THE REQUEST ->
Lines containing the word "Хачатур" need to be counted. Please reply with how many there are, and nothing else.

TASK INPUTS ->
START
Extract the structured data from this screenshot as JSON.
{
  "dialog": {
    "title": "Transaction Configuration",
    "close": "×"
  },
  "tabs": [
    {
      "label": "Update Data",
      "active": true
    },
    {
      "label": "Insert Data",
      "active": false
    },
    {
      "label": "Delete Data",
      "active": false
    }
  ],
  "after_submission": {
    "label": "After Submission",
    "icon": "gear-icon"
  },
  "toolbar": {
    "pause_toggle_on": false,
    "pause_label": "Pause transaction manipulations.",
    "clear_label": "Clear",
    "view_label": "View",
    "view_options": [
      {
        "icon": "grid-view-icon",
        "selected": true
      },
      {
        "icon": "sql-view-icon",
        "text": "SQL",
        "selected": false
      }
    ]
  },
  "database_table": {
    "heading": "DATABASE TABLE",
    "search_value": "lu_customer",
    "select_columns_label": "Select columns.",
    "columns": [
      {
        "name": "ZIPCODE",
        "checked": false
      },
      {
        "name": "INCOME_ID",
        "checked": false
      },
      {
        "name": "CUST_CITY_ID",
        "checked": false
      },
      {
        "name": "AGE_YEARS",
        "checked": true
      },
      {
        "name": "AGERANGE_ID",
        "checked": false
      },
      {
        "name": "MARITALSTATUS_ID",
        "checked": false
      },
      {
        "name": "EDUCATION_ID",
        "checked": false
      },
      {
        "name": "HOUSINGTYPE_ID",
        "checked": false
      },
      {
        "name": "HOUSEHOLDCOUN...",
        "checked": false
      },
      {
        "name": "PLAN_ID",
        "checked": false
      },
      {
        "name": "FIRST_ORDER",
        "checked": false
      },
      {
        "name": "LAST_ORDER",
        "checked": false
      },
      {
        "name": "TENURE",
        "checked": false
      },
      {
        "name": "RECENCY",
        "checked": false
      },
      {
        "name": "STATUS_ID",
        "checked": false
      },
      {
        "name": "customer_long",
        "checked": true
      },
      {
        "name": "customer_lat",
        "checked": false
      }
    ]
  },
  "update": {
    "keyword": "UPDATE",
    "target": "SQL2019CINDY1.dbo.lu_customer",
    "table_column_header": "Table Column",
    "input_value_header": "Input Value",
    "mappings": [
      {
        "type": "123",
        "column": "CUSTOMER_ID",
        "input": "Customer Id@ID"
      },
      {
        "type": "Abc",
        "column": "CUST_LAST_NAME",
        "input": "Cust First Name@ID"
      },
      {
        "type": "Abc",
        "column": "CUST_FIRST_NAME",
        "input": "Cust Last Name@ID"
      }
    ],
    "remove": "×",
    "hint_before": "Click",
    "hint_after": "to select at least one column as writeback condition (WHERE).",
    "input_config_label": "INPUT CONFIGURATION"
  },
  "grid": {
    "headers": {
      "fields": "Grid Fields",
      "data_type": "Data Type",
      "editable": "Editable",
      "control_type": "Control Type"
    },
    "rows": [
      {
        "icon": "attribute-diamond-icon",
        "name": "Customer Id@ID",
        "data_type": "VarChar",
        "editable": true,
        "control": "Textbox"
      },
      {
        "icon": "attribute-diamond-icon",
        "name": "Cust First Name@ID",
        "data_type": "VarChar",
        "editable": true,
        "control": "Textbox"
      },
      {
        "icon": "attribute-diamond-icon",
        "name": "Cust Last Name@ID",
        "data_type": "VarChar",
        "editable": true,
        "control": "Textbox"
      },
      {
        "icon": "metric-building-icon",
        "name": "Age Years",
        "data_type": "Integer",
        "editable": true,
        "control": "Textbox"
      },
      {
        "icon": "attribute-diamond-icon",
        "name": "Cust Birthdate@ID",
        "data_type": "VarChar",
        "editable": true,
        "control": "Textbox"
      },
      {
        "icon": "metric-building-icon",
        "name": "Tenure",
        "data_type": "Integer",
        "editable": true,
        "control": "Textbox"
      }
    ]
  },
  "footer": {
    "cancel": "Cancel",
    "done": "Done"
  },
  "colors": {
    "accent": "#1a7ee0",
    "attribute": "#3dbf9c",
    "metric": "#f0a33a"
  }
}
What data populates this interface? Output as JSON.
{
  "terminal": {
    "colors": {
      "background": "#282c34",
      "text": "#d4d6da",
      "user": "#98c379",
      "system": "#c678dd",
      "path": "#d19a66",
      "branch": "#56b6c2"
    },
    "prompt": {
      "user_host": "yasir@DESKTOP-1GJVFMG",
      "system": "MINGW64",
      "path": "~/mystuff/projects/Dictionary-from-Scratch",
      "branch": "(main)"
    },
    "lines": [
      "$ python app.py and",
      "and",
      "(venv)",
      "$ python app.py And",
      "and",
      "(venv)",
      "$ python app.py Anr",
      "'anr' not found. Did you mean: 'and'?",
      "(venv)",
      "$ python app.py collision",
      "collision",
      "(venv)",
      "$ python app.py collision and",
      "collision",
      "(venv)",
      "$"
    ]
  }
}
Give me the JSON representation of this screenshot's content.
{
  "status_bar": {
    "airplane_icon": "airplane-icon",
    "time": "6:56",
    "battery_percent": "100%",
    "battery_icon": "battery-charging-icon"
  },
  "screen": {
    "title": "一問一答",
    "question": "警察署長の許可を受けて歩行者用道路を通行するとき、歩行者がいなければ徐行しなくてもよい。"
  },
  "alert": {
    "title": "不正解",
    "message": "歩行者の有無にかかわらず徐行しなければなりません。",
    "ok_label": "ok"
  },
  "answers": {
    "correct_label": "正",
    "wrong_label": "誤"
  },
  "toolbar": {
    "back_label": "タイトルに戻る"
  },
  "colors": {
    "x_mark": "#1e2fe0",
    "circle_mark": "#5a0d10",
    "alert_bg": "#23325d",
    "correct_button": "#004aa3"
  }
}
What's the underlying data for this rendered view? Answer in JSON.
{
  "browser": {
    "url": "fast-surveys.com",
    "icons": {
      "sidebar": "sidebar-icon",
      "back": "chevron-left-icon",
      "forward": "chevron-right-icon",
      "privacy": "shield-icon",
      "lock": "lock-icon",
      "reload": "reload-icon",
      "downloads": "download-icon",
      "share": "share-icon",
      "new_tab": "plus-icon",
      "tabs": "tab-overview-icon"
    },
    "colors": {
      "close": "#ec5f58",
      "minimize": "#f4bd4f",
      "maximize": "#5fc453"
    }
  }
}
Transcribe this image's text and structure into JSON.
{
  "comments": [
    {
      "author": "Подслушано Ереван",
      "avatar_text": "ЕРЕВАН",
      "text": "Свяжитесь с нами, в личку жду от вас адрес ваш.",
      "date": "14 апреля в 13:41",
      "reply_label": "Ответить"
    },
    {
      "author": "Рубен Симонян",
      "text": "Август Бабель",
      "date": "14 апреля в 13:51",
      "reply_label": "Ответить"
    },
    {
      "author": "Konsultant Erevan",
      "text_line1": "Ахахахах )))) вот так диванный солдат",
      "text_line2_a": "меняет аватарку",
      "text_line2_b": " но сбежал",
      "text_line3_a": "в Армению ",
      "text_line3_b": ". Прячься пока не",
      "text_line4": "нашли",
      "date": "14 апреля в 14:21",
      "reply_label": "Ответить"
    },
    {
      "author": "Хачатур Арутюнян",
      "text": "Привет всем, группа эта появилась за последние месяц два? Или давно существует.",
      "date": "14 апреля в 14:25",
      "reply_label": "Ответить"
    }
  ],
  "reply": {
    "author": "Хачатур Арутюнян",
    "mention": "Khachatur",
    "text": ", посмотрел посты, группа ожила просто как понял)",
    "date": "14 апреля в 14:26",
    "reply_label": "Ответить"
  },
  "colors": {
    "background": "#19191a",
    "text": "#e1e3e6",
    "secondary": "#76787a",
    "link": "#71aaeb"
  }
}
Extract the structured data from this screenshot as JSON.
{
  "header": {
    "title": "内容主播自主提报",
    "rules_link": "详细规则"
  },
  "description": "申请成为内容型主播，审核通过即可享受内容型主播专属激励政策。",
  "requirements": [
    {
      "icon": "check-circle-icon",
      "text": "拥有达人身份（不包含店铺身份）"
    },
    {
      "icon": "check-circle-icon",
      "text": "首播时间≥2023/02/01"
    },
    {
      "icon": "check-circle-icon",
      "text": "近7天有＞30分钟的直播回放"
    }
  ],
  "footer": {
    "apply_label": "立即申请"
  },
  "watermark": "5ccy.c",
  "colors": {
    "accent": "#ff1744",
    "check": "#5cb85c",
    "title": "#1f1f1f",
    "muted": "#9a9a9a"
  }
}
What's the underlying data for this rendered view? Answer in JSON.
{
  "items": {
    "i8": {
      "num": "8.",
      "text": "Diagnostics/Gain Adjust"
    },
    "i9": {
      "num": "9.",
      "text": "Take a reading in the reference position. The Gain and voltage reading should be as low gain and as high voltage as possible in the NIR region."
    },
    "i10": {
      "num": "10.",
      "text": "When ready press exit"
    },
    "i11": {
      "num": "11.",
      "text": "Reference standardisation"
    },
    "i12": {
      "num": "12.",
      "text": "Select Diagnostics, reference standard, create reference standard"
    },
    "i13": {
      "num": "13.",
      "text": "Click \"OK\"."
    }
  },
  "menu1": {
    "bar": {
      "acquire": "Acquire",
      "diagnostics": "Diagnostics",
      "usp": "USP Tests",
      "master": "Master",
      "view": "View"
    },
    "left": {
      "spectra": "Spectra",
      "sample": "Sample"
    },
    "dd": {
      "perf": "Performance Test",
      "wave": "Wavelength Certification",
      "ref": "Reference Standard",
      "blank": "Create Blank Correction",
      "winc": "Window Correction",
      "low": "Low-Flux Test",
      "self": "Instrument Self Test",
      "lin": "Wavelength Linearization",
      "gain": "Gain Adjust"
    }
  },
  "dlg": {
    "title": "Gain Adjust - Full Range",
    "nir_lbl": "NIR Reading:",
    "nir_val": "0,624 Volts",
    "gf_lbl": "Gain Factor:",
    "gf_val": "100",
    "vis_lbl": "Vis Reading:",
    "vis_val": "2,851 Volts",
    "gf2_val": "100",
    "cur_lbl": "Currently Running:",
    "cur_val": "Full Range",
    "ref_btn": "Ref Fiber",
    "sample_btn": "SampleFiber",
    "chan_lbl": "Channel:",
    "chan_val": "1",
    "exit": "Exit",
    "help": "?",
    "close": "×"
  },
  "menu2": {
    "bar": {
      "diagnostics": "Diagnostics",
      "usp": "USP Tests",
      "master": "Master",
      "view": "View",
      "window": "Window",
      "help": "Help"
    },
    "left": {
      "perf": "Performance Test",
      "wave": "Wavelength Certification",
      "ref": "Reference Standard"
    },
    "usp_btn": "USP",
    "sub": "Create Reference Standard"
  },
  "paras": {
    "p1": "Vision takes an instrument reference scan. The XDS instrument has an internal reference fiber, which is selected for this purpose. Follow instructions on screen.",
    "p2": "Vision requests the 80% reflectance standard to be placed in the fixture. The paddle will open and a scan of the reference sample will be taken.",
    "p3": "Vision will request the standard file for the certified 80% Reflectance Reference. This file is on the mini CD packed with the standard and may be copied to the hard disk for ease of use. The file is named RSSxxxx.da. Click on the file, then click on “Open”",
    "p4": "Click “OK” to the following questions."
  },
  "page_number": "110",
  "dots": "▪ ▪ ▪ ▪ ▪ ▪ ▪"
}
END
COMPLETE RESPONSE ->
2